-- EXERCISE DETAILS --
Write out all entries word for word.

(Records from a collection of figures)
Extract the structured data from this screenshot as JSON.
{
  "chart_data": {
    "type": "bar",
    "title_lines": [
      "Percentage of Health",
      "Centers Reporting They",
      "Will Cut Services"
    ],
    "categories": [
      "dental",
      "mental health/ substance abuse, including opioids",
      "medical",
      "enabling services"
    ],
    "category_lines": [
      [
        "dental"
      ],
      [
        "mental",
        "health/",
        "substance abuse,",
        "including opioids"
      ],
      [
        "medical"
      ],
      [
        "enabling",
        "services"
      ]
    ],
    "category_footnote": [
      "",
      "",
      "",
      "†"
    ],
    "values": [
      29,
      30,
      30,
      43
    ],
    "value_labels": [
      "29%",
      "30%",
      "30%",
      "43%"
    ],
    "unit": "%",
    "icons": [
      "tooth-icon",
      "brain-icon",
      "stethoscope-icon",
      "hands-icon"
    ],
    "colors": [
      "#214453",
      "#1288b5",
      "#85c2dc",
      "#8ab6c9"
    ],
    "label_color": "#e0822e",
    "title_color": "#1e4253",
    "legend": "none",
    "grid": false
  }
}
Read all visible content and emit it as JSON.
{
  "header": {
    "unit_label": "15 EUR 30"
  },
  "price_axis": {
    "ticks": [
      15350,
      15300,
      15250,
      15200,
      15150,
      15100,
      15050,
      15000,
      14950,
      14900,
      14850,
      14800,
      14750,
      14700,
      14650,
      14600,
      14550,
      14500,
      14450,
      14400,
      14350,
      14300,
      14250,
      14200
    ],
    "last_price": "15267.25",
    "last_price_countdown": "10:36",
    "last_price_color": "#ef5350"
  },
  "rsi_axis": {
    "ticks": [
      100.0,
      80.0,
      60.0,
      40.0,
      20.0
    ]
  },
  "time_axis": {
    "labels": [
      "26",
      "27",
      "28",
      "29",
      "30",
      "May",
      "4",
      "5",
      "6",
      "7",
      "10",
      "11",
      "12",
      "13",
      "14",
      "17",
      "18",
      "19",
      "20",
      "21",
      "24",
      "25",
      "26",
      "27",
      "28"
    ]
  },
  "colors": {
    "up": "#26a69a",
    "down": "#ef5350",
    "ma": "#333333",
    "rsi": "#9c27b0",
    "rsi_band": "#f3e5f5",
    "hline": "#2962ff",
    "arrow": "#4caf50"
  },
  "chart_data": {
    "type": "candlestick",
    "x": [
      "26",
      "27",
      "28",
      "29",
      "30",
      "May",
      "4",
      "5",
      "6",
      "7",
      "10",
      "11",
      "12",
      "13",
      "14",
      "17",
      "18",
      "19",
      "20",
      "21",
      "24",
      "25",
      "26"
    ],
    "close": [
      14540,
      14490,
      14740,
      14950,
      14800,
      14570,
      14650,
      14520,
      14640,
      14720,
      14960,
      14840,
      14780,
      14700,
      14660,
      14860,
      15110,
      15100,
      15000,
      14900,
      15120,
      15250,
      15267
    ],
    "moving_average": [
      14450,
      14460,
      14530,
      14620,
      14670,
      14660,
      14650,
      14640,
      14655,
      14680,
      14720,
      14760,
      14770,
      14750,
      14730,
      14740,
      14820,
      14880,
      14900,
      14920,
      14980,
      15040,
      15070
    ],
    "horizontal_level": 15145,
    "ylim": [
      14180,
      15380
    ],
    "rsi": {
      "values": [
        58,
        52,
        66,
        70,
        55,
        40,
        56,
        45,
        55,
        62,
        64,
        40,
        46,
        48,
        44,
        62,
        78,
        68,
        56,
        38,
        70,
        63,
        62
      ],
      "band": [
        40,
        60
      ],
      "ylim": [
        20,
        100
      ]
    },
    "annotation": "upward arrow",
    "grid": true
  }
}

-- EXERCISE RESPONSE --
Extract the structured data from this screenshot as JSON.
{
  "chart_data": {
    "type": "bar",
    "title_lines": [
      "Percentage of Health",
      "Centers Reporting They",
      "Will Cut Services"
    ],
    "categories": [
      "dental",
      "mental health/ substance abuse, including opioids",
      "medical",
      "enabling services"
    ],
    "category_lines": [
      [
        "dental"
      ],
      [
        "mental",
        "health/",
        "substance abuse,",
        "including opioids"
      ],
      [
        "medical"
      ],
      [
        "enabling",
        "services"
      ]
    ],
    "category_footnote": [
      "",
      "",
      "",
      "†"
    ],
    "values": [
      29,
      30,
      30,
      43
    ],
    "value_labels": [
      "29%",
      "30%",
      "30%",
      "43%"
    ],
    "unit": "%",
    "icons": [
      "tooth-icon",
      "brain-icon",
      "stethoscope-icon",
      "hands-icon"
    ],
    "colors": [
      "#214453",
      "#1288b5",
      "#85c2dc",
      "#8ab6c9"
    ],
    "label_color": "#e0822e",
    "title_color": "#1e4253",
    "legend": "none",
    "grid": false
  }
}
Read all visible content and emit it as JSON.
{
  "header": {
    "unit_label": "15 EUR 30"
  },
  "price_axis": {
    "ticks": [
      15350,
      15300,
      15250,
      15200,
      15150,
      15100,
      15050,
      15000,
      14950,
      14900,
      14850,
      14800,
      14750,
      14700,
      14650,
      14600,
      14550,
      14500,
      14450,
      14400,
      14350,
      14300,
      14250,
      14200
    ],
    "last_price": "15267.25",
    "last_price_countdown": "10:36",
    "last_price_color": "#ef5350"
  },
  "rsi_axis": {
    "ticks": [
      100.0,
      80.0,
      60.0,
      40.0,
      20.0
    ]
  },
  "time_axis": {
    "labels": [
      "26",
      "27",
      "28",
      "29",
      "30",
      "May",
      "4",
      "5",
      "6",
      "7",
      "10",
      "11",
      "12",
      "13",
      "14",
      "17",
      "18",
      "19",
      "20",
      "21",
      "24",
      "25",
      "26",
      "27",
      "28"
    ]
  },
  "colors": {
    "up": "#26a69a",
    "down": "#ef5350",
    "ma": "#333333",
    "rsi": "#9c27b0",
    "rsi_band": "#f3e5f5",
    "hline": "#2962ff",
    "arrow": "#4caf50"
  },
  "chart_data": {
    "type": "candlestick",
    "x": [
      "26",
      "27",
      "28",
      "29",
      "30",
      "May",
      "4",
      "5",
      "6",
      "7",
      "10",
      "11",
      "12",
      "13",
      "14",
      "17",
      "18",
      "19",
      "20",
      "21",
      "24",
      "25",
      "26"
    ],
    "close": [
      14540,
      14490,
      14740,
      14950,
      14800,
      14570,
      14650,
      14520,
      14640,
      14720,
      14960,
      14840,
      14780,
      14700,
      14660,
      14860,
      15110,
      15100,
      15000,
      14900,
      15120,
      15250,
      15267
    ],
    "moving_average": [
      14450,
      14460,
      14530,
      14620,
      14670,
      14660,
      14650,
      14640,
      14655,
      14680,
      14720,
      14760,
      14770,
      14750,
      14730,
      14740,
      14820,
      14880,
      14900,
      14920,
      14980,
      15040,
      15070
    ],
    "horizontal_level": 15145,
    "ylim": [
      14180,
      15380
    ],
    "rsi": {
      "values": [
        58,
        52,
        66,
        70,
        55,
        40,
        56,
        45,
        55,
        62,
        64,
        40,
        46,
        48,
        44,
        62,
        78,
        68,
        56,
        38,
        70,
        63,
        62
      ],
      "band": [
        40,
        60
      ],
      "ylim": [
        20,
        100
      ]
    },
    "annotation": "upward arrow",
    "grid": true
  }
}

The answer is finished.